> **AIM**: Your task is to locate every line holding the string "Lajos" and to copy each of them.

[Dataset records]

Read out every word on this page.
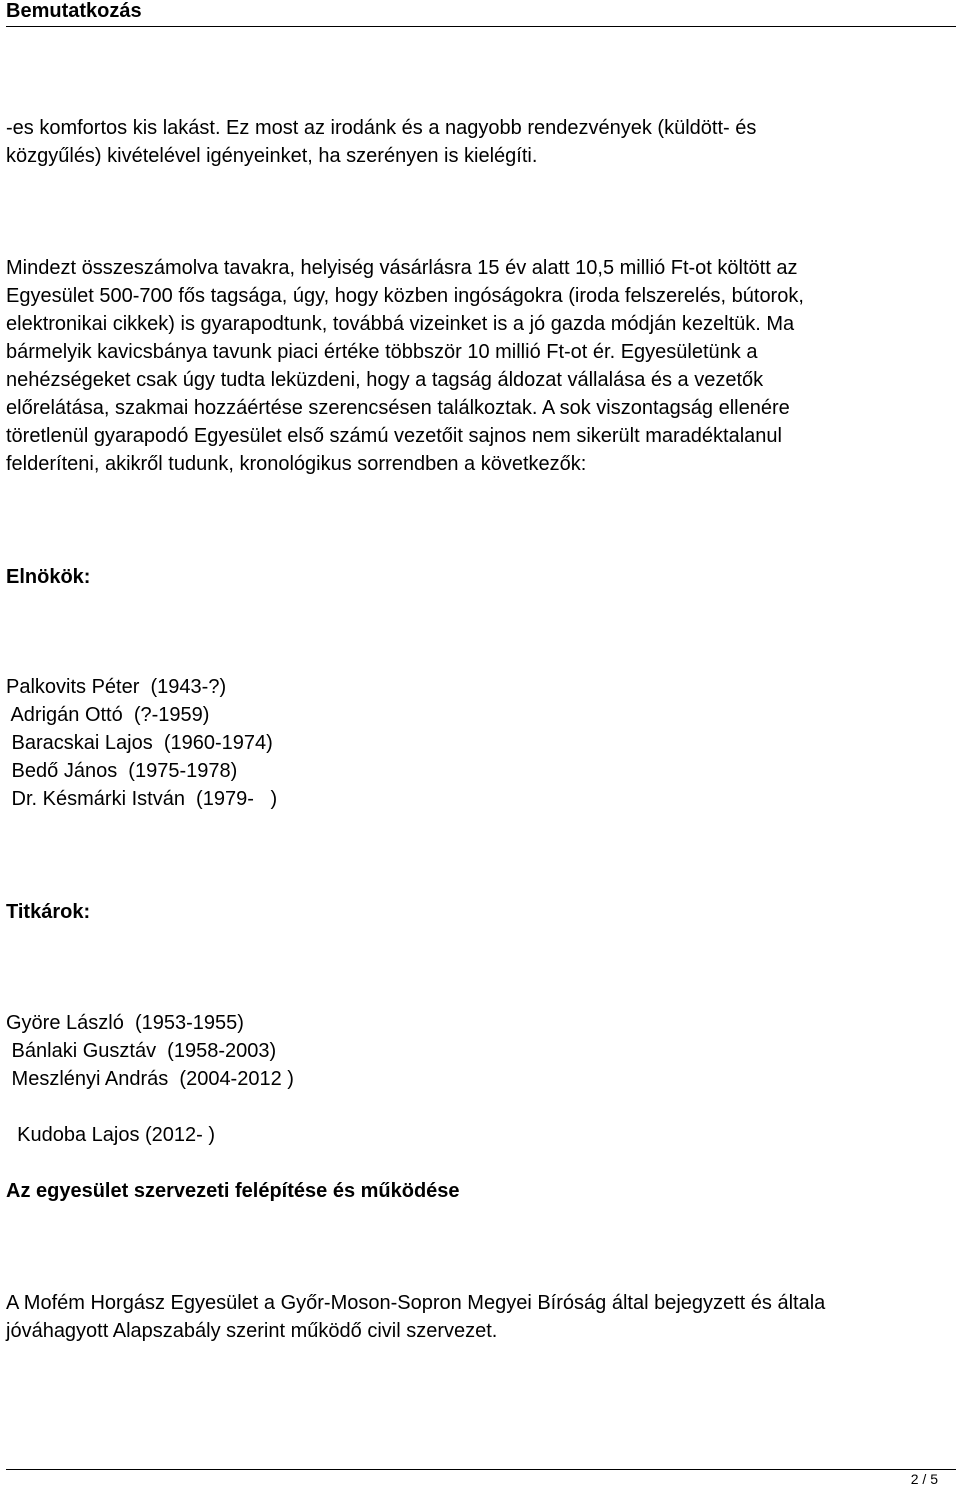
Bemutatkozás

-es komfortos kis lakást. Ez most az irodánk és a nagyobb rendezvények (küldött- és

közgyűlés) kivételével igényeinket, ha szerényen is kielégíti.

Mindezt összeszámolva tavakra, helyiség vásárlásra 15 év alatt 10,5 millió Ft-ot költött az

Egyesület 500-700 fős tagsága, úgy, hogy közben ingóságokra (iroda felszerelés, bútorok,

elektronikai cikkek) is gyarapodtunk, továbbá vizeinket is a jó gazda módján kezeltük. Ma

bármelyik kavicsbánya tavunk piaci értéke többször 10 millió Ft-ot ér. Egyesületünk a

nehézségeket csak úgy tudta leküzdeni, hogy a tagság áldozat vállalása és a vezetők

előrelátása, szakmai hozzáértése szerencsésen találkoztak. A sok viszontagság ellenére

töretlenül gyarapodó Egyesület első számú vezetőit sajnos nem sikerült maradéktalanul

felderíteni, akikről tudunk, kronológikus sorrendben a következők:

Elnökök:
Palkovits Péter  (1943-?)
Adrigán Ottó  (?-1959)
Baracskai Lajos  (1960-1974)
Bedő János  (1975-1978)
Dr. Késmárki István  (1979-   )
Titkárok:
Györe László  (1953-1955)
Bánlaki Gusztáv  (1958-2003)
Meszlényi András  (2004-2012 )
Kudoba Lajos (2012- )
Az egyesület szervezeti felépítése és működése

A Mofém Horgász Egyesület a Győr-Moson-Sopron Megyei Bíróság által bejegyzett és általa

jóváhagyott Alapszabály szerint működő civil szervezet.

2 / 5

> **FINISHED ANSWER**:
Baracskai Lajos  (1960-1974)
Kudoba Lajos (2012- )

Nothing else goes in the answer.